___ Data lines ___
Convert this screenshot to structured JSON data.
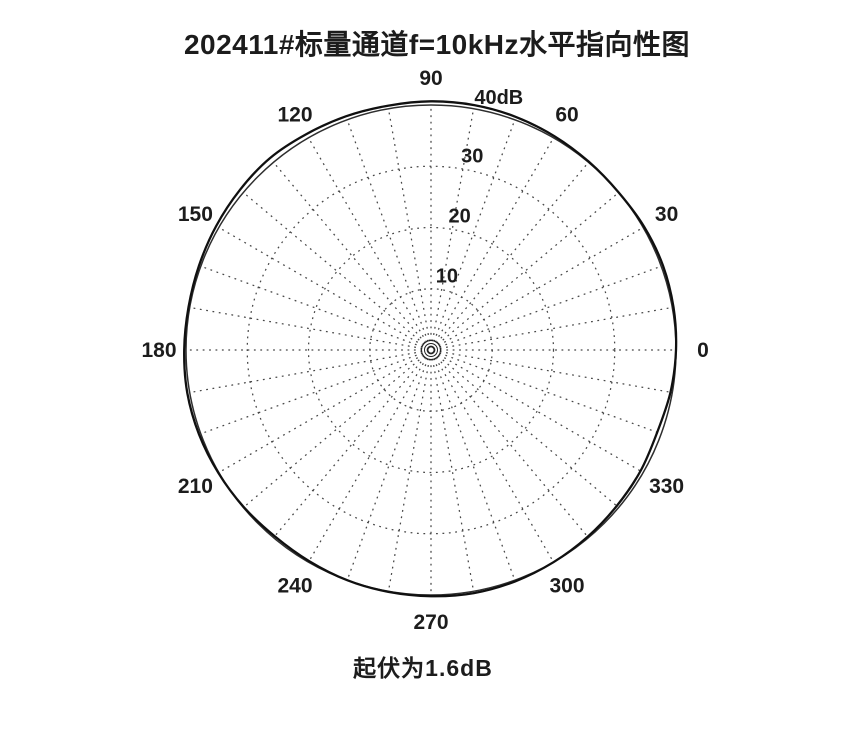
{
  "title": "202411#标量通道f=10kHz水平指向性图",
  "caption": "起伏为1.6dB",
  "colors": {
    "background": "#ffffff",
    "ink": "#1c1c1c",
    "grid": "#474747",
    "boundary": "#2e2e2e",
    "trace": "#101010"
  },
  "chart_data": {
    "type": "line",
    "subtype": "polar-directivity",
    "title": "202411#标量通道f=10kHz水平指向性图",
    "caption": "起伏为1.6dB",
    "fluctuation_db": 1.6,
    "angle_unit": "deg",
    "angle_labels": [
      "0",
      "30",
      "60",
      "90",
      "120",
      "150",
      "180",
      "210",
      "240",
      "270",
      "300",
      "330"
    ],
    "angle_label_step_deg": 30,
    "grid_angle_step_deg": 10,
    "grid_style": "dotted",
    "radial_axis_max_db": 40,
    "radial_ticks": [
      {
        "value": 10,
        "label": "10"
      },
      {
        "value": 20,
        "label": "20"
      },
      {
        "value": 30,
        "label": "30"
      },
      {
        "value": 40,
        "label": "40dB"
      }
    ],
    "radial_label_angle_deg": 78,
    "series": [
      {
        "name": "horizontal-directivity-trace",
        "points_deg_db": [
          [
            0,
            40.0
          ],
          [
            10,
            40.2
          ],
          [
            20,
            40.3
          ],
          [
            30,
            40.2
          ],
          [
            40,
            40.0
          ],
          [
            50,
            40.1
          ],
          [
            60,
            40.3
          ],
          [
            70,
            40.5
          ],
          [
            80,
            40.6
          ],
          [
            90,
            40.6
          ],
          [
            100,
            40.5
          ],
          [
            110,
            40.6
          ],
          [
            120,
            40.7
          ],
          [
            130,
            40.9
          ],
          [
            140,
            40.7
          ],
          [
            150,
            40.5
          ],
          [
            160,
            40.3
          ],
          [
            170,
            40.2
          ],
          [
            180,
            40.3
          ],
          [
            190,
            40.4
          ],
          [
            200,
            40.3
          ],
          [
            210,
            40.1
          ],
          [
            220,
            39.9
          ],
          [
            230,
            39.7
          ],
          [
            240,
            39.8
          ],
          [
            250,
            40.0
          ],
          [
            260,
            40.1
          ],
          [
            270,
            40.2
          ],
          [
            280,
            40.3
          ],
          [
            290,
            40.2
          ],
          [
            300,
            40.0
          ],
          [
            310,
            39.8
          ],
          [
            320,
            39.6
          ],
          [
            330,
            39.5
          ],
          [
            340,
            39.3
          ],
          [
            350,
            39.7
          ]
        ]
      }
    ]
  }
}
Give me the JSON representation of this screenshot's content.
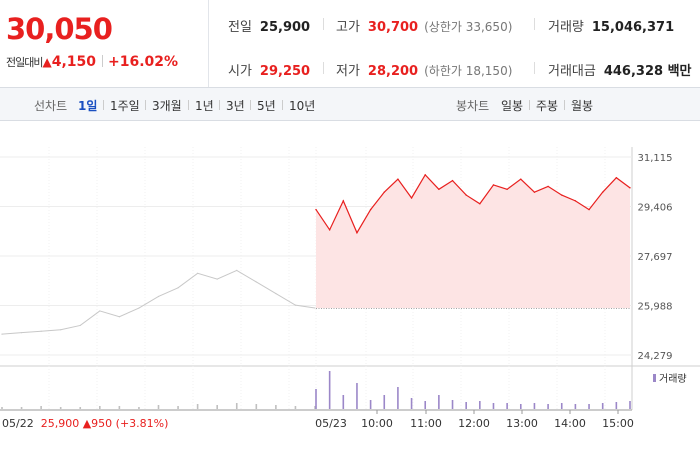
___
Retype the whole listing, keeping every line identical and omitting all pictures.

**Exercise output:**
Convert this screenshot to structured JSON data.
{
  "title": "202411#标量通道f=10kHz水平指向性图",
  "caption": "起伏为1.6dB",
  "colors": {
    "background": "#ffffff",
    "ink": "#1c1c1c",
    "grid": "#474747",
    "boundary": "#2e2e2e",
    "trace": "#101010"
  },
  "chart_data": {
    "type": "line",
    "subtype": "polar-directivity",
    "title": "202411#标量通道f=10kHz水平指向性图",
    "caption": "起伏为1.6dB",
    "fluctuation_db": 1.6,
    "angle_unit": "deg",
    "angle_labels": [
      "0",
      "30",
      "60",
      "90",
      "120",
      "150",
      "180",
      "210",
      "240",
      "270",
      "300",
      "330"
    ],
    "angle_label_step_deg": 30,
    "grid_angle_step_deg": 10,
    "grid_style": "dotted",
    "radial_axis_max_db": 40,
    "radial_ticks": [
      {
        "value": 10,
        "label": "10"
      },
      {
        "value": 20,
        "label": "20"
      },
      {
        "value": 30,
        "label": "30"
      },
      {
        "value": 40,
        "label": "40dB"
      }
    ],
    "radial_label_angle_deg": 78,
    "series": [
      {
        "name": "horizontal-directivity-trace",
        "points_deg_db": [
          [
            0,
            40.0
          ],
          [
            10,
            40.2
          ],
          [
            20,
            40.3
          ],
          [
            30,
            40.2
          ],
          [
            40,
            40.0
          ],
          [
            50,
            40.1
          ],
          [
            60,
            40.3
          ],
          [
            70,
            40.5
          ],
          [
            80,
            40.6
          ],
          [
            90,
            40.6
          ],
          [
            100,
            40.5
          ],
          [
            110,
            40.6
          ],
          [
            120,
            40.7
          ],
          [
            130,
            40.9
          ],
          [
            140,
            40.7
          ],
          [
            150,
            40.5
          ],
          [
            160,
            40.3
          ],
          [
            170,
            40.2
          ],
          [
            180,
            40.3
          ],
          [
            190,
            40.4
          ],
          [
            200,
            40.3
          ],
          [
            210,
            40.1
          ],
          [
            220,
            39.9
          ],
          [
            230,
            39.7
          ],
          [
            240,
            39.8
          ],
          [
            250,
            40.0
          ],
          [
            260,
            40.1
          ],
          [
            270,
            40.2
          ],
          [
            280,
            40.3
          ],
          [
            290,
            40.2
          ],
          [
            300,
            40.0
          ],
          [
            310,
            39.8
          ],
          [
            320,
            39.6
          ],
          [
            330,
            39.5
          ],
          [
            340,
            39.3
          ],
          [
            350,
            39.7
          ]
        ]
      }
    ]
  }
}
Give me the JSON representation of this screenshot's content.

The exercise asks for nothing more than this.